◆ Task statement: Some lines in the records below may hold the word "familia"; give the number of those lines and nothing else.

Excerpt from a dataset
>>>

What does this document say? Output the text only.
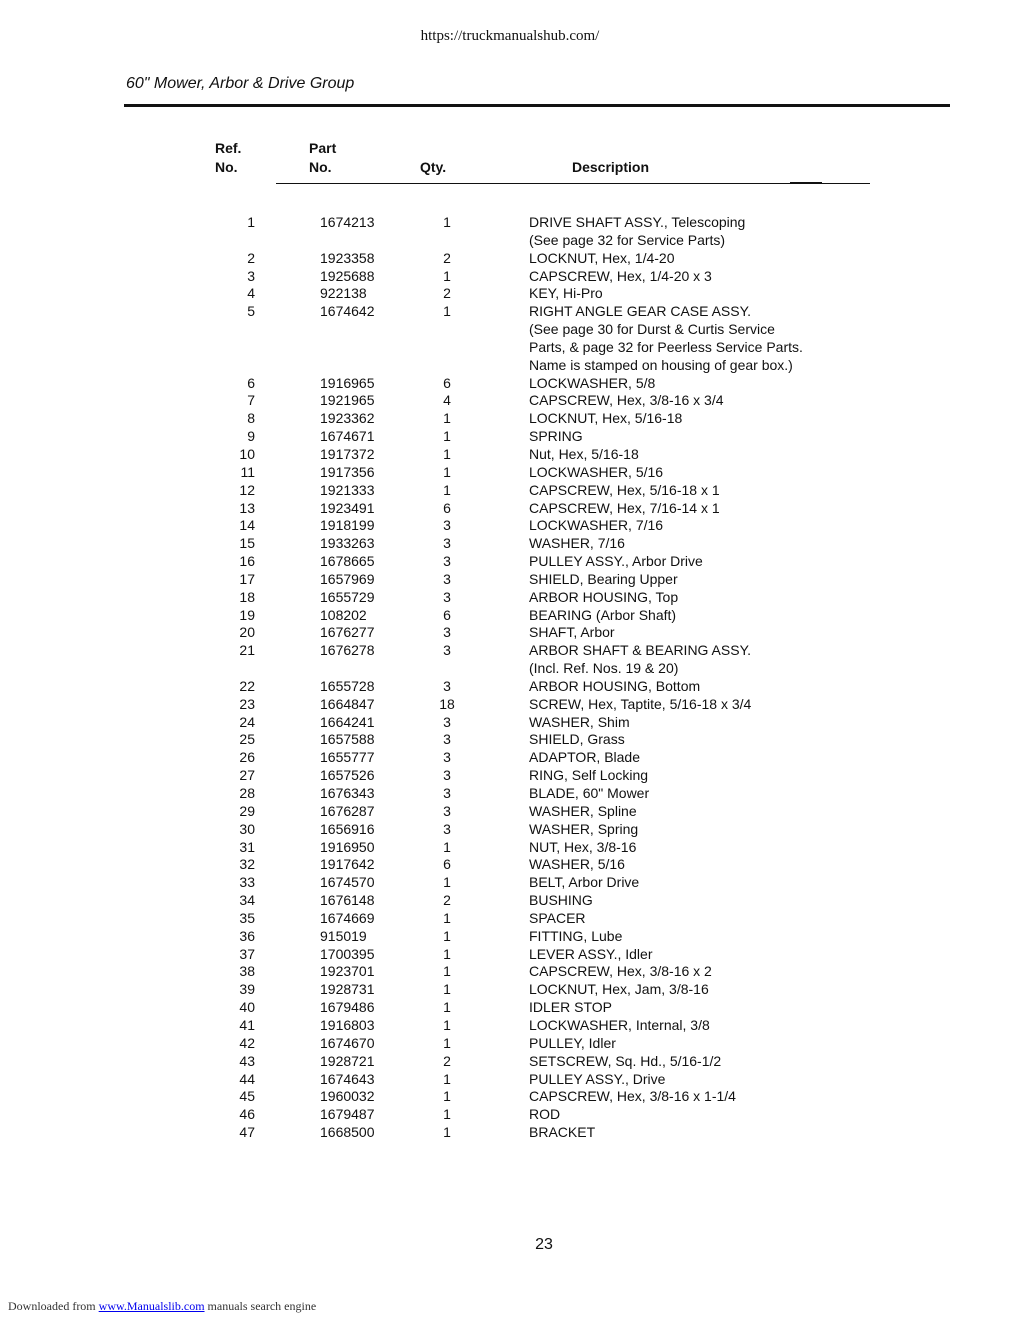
https://truckmanualshub.com/
60" Mower, Arbor & Drive Group
Ref.
No.
Part
No.	Qty.	Description
1	1674213	1	DRIVE SHAFT ASSY., Telescoping
(See page 32 for Service Parts)
2	1923358	2	LOCKNUT, Hex, 1/4-20
3	1925688	1	CAPSCREW, Hex, 1/4-20 x 3
4	922138	2	KEY, Hi-Pro
5	1674642	1	RIGHT ANGLE GEAR CASE ASSY.
(See page 30 for Durst & Curtis Service
Parts, & page 32 for Peerless Service Parts.
Name is stamped on housing of gear box.)
6	1916965	6	LOCKWASHER, 5/8
7	1921965	4	CAPSCREW, Hex, 3/8-16 x 3/4
8	1923362	1	LOCKNUT, Hex, 5/16-18
9	1674671	1	SPRING
10	1917372	1	Nut, Hex, 5/16-18
11	1917356	1	LOCKWASHER, 5/16
12	1921333	1	CAPSCREW, Hex, 5/16-18 x 1
13	1923491	6	CAPSCREW, Hex, 7/16-14 x 1
14	1918199	3	LOCKWASHER, 7/16
15	1933263	3	WASHER, 7/16
16	1678665	3	PULLEY ASSY., Arbor Drive
17	1657969	3	SHIELD, Bearing Upper
18	1655729	3	ARBOR HOUSING, Top
19	108202	6	BEARING (Arbor Shaft)
20	1676277	3	SHAFT, Arbor
21	1676278	3	ARBOR SHAFT & BEARING ASSY.
(Incl. Ref. Nos. 19 & 20)
22	1655728	3	ARBOR HOUSING, Bottom
23	1664847	18	SCREW, Hex, Taptite, 5/16-18 x 3/4
24	1664241	3	WASHER, Shim
25	1657588	3	SHIELD, Grass
26	1655777	3	ADAPTOR, Blade
27	1657526	3	RING, Self Locking
28	1676343	3	BLADE, 60" Mower
29	1676287	3	WASHER, Spline
30	1656916	3	WASHER, Spring
31	1916950	1	NUT, Hex, 3/8-16
32	1917642	6	WASHER, 5/16
33	1674570	1	BELT, Arbor Drive
34	1676148	2	BUSHING
35	1674669	1	SPACER
36	915019	1	FITTING, Lube
37	1700395	1	LEVER ASSY., Idler
38	1923701	1	CAPSCREW, Hex, 3/8-16 x 2
39	1928731	1	LOCKNUT, Hex, Jam, 3/8-16
40	1679486	1	IDLER STOP
41	1916803	1	LOCKWASHER, Internal, 3/8
42	1674670	1	PULLEY, Idler
43	1928721	2	SETSCREW, Sq. Hd., 5/16-1/2
44	1674643	1	PULLEY ASSY., Drive
45	1960032	1	CAPSCREW, Hex, 3/8-16 x 1-1/4
46	1679487	1	ROD
47	1668500	1	BRACKET
23
Downloaded from www.Manualslib.com manuals search engine
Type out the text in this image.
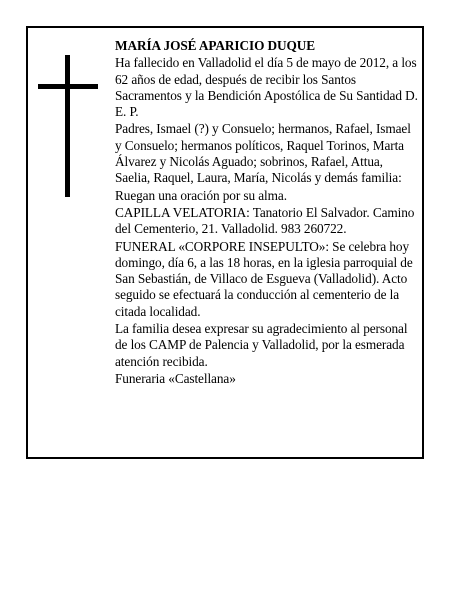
MARÍA JOSÉ APARICIO DUQUE

Ha fallecido en Valladolid el día 5 de mayo de 2012, a los 62 años de edad, después de recibir los Santos Sacramentos y la Bendición Apostólica de Su Santidad D. E. P.

Padres, Ismael (?) y Consuelo; hermanos, Rafael, Ismael y Consuelo; hermanos políticos, Raquel Torinos, Marta Álvarez y Nicolás Aguado; sobrinos, Rafael, Attua, Saelia, Raquel, Laura, María, Nicolás y demás familia:

Ruegan una oración por su alma.

CAPILLA VELATORIA: Tanatorio El Salvador. Camino del Cementerio, 21. Valladolid. 983 260722.

FUNERAL «CORPORE INSEPULTO»: Se celebra hoy domingo, día 6, a las 18 horas, en la iglesia parroquial de San Sebastián, de Villaco de Esgueva (Valladolid). Acto seguido se efectuará la conducción al cementerio de la citada localidad.

La familia desea expresar su agradecimiento al personal de los CAMP de Palencia y Valladolid, por la esmerada atención recibida.

Funeraria «Castellana»
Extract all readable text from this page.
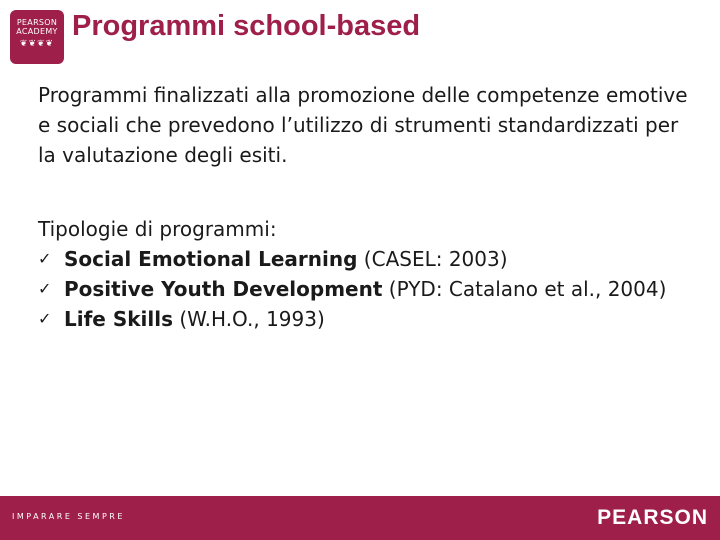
PEARSON
ACADEMY
❦❦❦❦
Programmi school-based

Programmi finalizzati alla promozione delle competenze emotive e sociali che prevedono l’utilizzo di strumenti standardizzati per la valutazione degli esiti.

Tipologie di programmi:

✓ Social Emotional Learning (CASEL: 2003)
✓ Positive Youth Development (PYD: Catalano et al., 2004)
✓ Life Skills (W.H.O., 1993)
IMPARARE SEMPRE	PEARSON
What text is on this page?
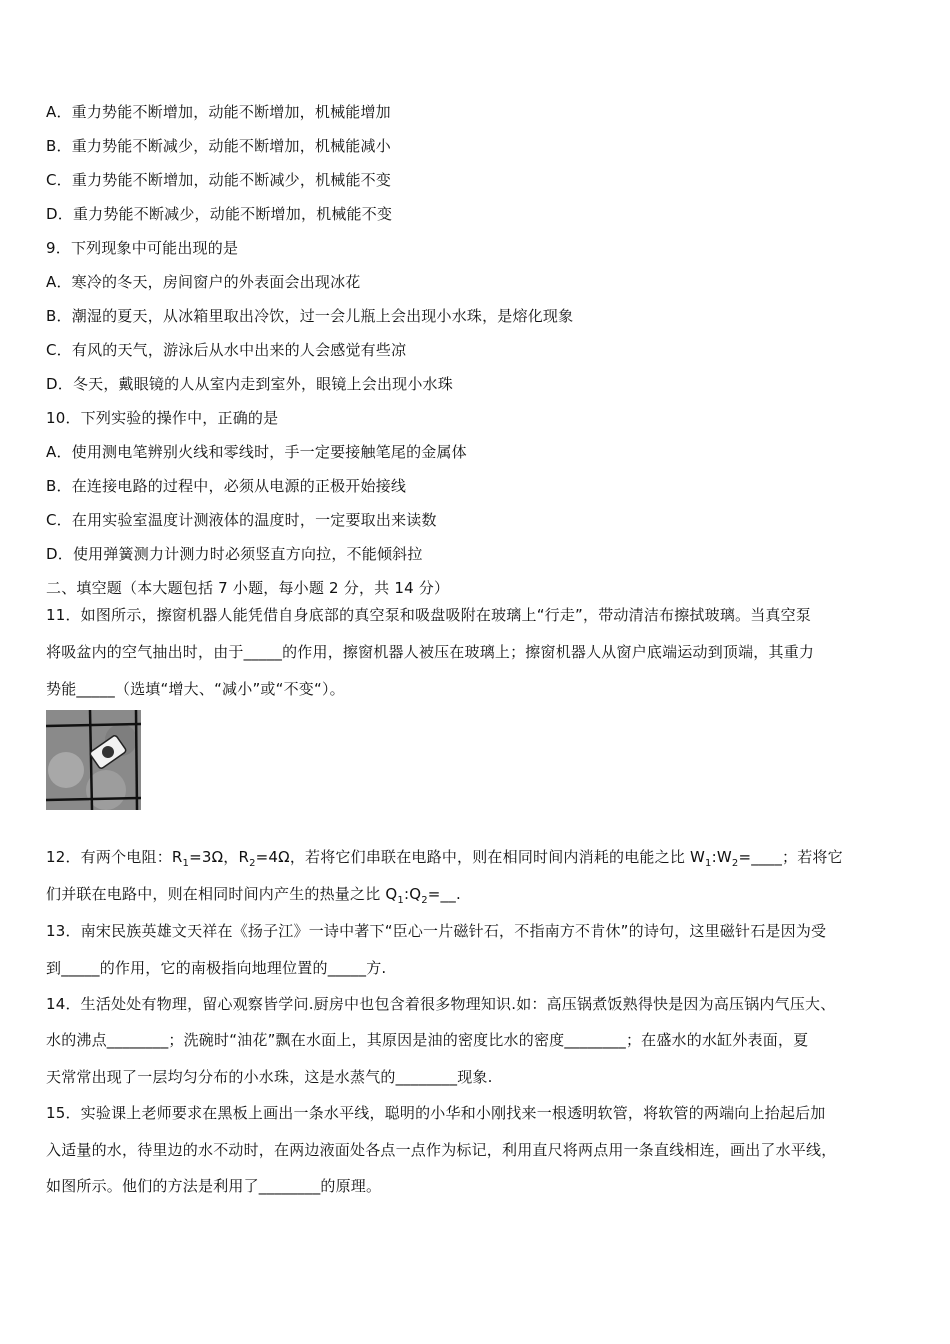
A．重力势能不断增加，动能不断增加，机械能增加
B．重力势能不断减少，动能不断增加，机械能减小
C．重力势能不断增加，动能不断减少，机械能不变
D．重力势能不断减少，动能不断增加，机械能不变
9．下列现象中可能出现的是
A．寒冷的冬天，房间窗户的外表面会出现冰花
B．潮湿的夏天，从冰箱里取出冷饮，过一会儿瓶上会出现小水珠，是熔化现象
C．有风的天气，游泳后从水中出来的人会感觉有些凉
D．冬天，戴眼镜的人从室内走到室外，眼镜上会出现小水珠
10．下列实验的操作中，正确的是
A．使用测电笔辨别火线和零线时，手一定要接触笔尾的金属体
B．在连接电路的过程中，必须从电源的正极开始接线
C．在用实验室温度计测液体的温度时，一定要取出来读数
D．使用弹簧测力计测力时必须竖直方向拉，不能倾斜拉
二、填空题（本大题包括 7 小题，每小题 2 分，共 14 分）
11．如图所示，擦窗机器人能凭借自身底部的真空泵和吸盘吸附在玻璃上“行走”，带动清洁布擦拭玻璃。当真空泵
将吸盆内的空气抽出时，由于_____的作用，擦窗机器人被压在玻璃上；擦窗机器人从窗户底端运动到顶端，其重力
势能_____（选填“增大、“减小”或“不变“）。
12．有两个电阻：$R_1=3\Omega$，$R_2=4\Omega$，若将它们串联在电路中，则在相同时间内消耗的电能之比 $W_1:W_2=\_\_\_\_$；若将它
们并联在电路中，则在相同时间内产生的热量之比 $Q_1:Q_2=\_\_$.
13．南宋民族英雄文天祥在《扬子江》一诗中著下“臣心一片磁针石，不指南方不肯休”的诗句，这里磁针石是因为受
到_____的作用，它的南极指向地理位置的_____方.
14．生活处处有物理，留心观察皆学问.厨房中也包含着很多物理知识.如：高压锅煮饭熟得快是因为高压锅内气压大、
水的沸点________；洗碗时“油花”飘在水面上，其原因是油的密度比水的密度________；在盛水的水缸外表面，夏
天常常出现了一层均匀分布的小水珠，这是水蒸气的________现象.
15．实验课上老师要求在黑板上画出一条水平线，聪明的小华和小刚找来一根透明软管，将软管的两端向上抬起后加
入适量的水，待里边的水不动时，在两边液面处各点一点作为标记，利用直尺将两点用一条直线相连，画出了水平线，
如图所示。他们的方法是利用了________的原理。
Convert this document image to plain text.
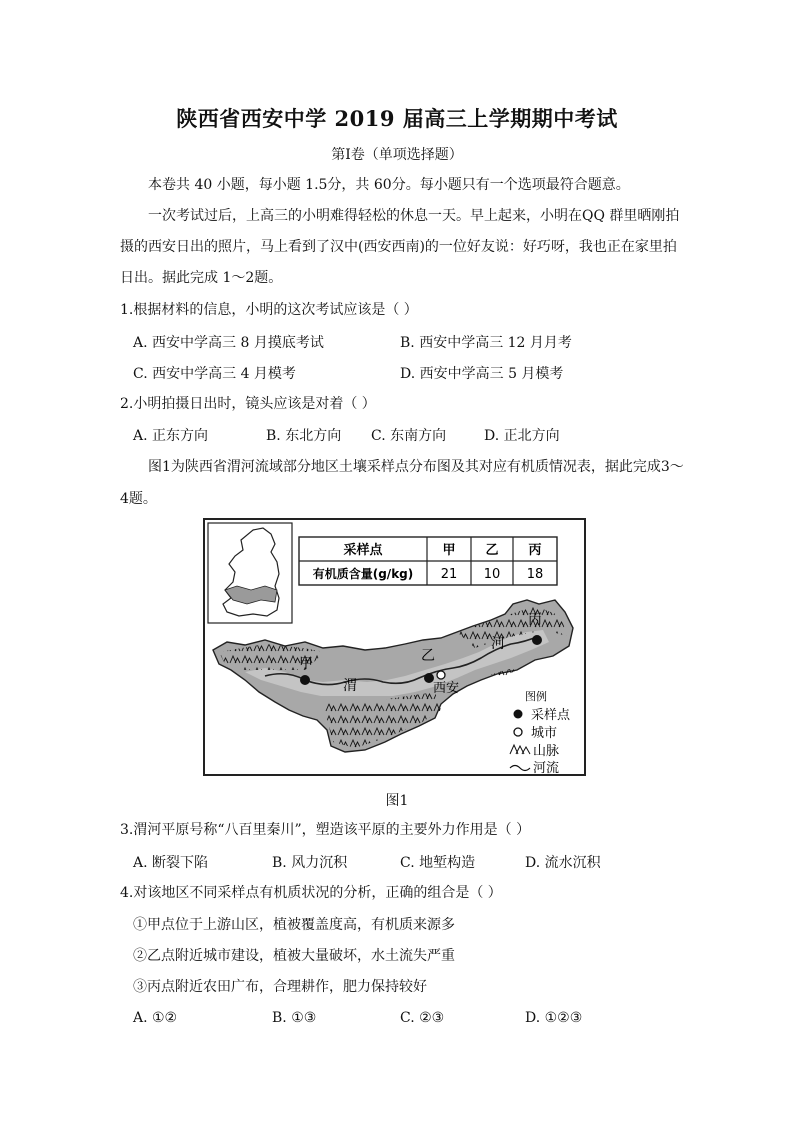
陕西省西安中学 2019 届高三上学期期中考试
第Ⅰ卷（单项选择题）
本卷共 40 小题，每小题 1.5分，共 60分。每小题只有一个选项最符合题意。
一次考试过后，上高三的小明难得轻松的休息一天。早上起来，小明在QQ 群里晒刚拍
摄的西安日出的照片，马上看到了汉中(西安西南)的一位好友说：好巧呀，我也正在家里拍
日出。据此完成 1～2题。
1.根据材料的信息，小明的这次考试应该是（ ）
A. 西安中学高三 8 月摸底考试	B. 西安中学高三 12 月月考
C. 西安中学高三 4 月模考	D. 西安中学高三 5 月模考
2.小明拍摄日出时，镜头应该是对着（ ）
A. 正东方向	B. 东北方向 C. 东南方向	D. 正北方向
图1为陕西省渭河流域部分地区土壤采样点分布图及其对应有机质情况表，据此完成3～
4题。
采样点	甲 乙 丙
有机质含量(g/kg) 21 10 18
甲
渭
乙
西安
河
丙
图例
采样点
城市
山脉
河流
图1
3.渭河平原号称“八百里秦川”，塑造该平原的主要外力作用是（ ）
A. 断裂下陷	B. 风力沉积	C. 地堑构造	D. 流水沉积
4.对该地区不同采样点有机质状况的分析，正确的组合是（ ）
①甲点位于上游山区，植被覆盖度高，有机质来源多
②乙点附近城市建设，植被大量破坏，水土流失严重
③丙点附近农田广布，合理耕作，肥力保持较好
A. ①②	B. ①③	C. ②③	D. ①②③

<<<

◆ Result: 2